Exercise: Extract, from the listing that follows, each line containing the word "Transits".

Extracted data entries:
==========

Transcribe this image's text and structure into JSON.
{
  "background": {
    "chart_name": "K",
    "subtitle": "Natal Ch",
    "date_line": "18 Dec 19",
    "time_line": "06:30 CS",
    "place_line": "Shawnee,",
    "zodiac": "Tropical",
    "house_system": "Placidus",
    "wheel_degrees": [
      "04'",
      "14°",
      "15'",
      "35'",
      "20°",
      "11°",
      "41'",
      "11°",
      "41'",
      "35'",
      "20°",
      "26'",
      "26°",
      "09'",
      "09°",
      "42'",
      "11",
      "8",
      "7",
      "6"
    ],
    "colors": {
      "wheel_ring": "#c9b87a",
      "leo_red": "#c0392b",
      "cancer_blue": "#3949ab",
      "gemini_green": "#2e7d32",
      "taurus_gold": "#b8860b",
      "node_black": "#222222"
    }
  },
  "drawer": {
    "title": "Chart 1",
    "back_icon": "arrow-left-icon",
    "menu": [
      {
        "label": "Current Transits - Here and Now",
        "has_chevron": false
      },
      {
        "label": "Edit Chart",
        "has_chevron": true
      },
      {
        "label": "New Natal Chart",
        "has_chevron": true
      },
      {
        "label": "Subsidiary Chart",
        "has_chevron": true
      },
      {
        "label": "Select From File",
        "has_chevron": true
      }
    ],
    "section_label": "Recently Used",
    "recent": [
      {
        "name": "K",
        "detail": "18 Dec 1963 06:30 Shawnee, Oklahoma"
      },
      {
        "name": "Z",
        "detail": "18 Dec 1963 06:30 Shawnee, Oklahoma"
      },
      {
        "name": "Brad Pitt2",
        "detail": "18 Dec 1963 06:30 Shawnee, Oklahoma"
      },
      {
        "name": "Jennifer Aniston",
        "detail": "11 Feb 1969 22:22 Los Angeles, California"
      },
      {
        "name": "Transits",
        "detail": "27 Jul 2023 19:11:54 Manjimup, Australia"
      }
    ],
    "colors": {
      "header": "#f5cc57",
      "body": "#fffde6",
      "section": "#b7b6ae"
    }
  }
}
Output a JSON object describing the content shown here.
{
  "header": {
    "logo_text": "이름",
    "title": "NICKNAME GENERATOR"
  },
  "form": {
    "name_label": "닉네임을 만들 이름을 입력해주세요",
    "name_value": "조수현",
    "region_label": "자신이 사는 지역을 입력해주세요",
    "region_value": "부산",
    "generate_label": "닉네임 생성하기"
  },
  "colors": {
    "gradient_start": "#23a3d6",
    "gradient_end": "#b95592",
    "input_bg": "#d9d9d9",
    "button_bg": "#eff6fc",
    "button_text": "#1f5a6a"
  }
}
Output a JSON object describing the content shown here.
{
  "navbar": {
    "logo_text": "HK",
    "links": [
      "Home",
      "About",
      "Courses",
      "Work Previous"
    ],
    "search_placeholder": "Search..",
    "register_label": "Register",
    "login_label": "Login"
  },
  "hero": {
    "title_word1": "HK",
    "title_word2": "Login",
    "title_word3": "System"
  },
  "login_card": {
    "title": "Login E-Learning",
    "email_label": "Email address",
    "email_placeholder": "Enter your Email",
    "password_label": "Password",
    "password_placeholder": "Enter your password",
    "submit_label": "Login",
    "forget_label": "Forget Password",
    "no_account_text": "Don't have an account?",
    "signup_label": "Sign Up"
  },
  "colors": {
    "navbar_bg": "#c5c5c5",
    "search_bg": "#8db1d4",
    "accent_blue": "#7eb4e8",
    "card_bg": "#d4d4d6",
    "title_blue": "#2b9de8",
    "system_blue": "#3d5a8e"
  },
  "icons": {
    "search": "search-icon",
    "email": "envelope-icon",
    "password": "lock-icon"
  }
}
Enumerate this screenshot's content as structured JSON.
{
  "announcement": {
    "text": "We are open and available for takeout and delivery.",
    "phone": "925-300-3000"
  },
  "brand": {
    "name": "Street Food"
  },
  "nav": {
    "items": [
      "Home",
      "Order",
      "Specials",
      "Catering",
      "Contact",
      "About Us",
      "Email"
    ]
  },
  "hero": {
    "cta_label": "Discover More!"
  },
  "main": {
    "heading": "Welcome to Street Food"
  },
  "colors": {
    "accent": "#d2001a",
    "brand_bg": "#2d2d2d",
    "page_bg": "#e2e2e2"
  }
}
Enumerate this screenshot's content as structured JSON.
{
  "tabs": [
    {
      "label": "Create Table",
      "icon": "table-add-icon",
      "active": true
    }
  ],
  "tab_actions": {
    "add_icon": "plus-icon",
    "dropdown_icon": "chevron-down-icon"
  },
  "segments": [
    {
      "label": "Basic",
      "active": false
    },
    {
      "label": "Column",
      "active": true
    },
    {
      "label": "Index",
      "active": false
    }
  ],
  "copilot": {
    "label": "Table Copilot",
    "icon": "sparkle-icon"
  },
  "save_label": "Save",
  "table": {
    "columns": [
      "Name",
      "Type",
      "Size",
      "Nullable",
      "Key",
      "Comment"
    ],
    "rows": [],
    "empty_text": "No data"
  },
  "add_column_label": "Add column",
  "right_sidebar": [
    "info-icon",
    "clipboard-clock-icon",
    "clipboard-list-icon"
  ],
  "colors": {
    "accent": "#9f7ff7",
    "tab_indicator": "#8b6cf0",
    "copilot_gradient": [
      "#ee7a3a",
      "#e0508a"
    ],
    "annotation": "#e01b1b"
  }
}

==========

Complete output:
        "label": "Current Transits - Here and Now",
        "name": "Transits",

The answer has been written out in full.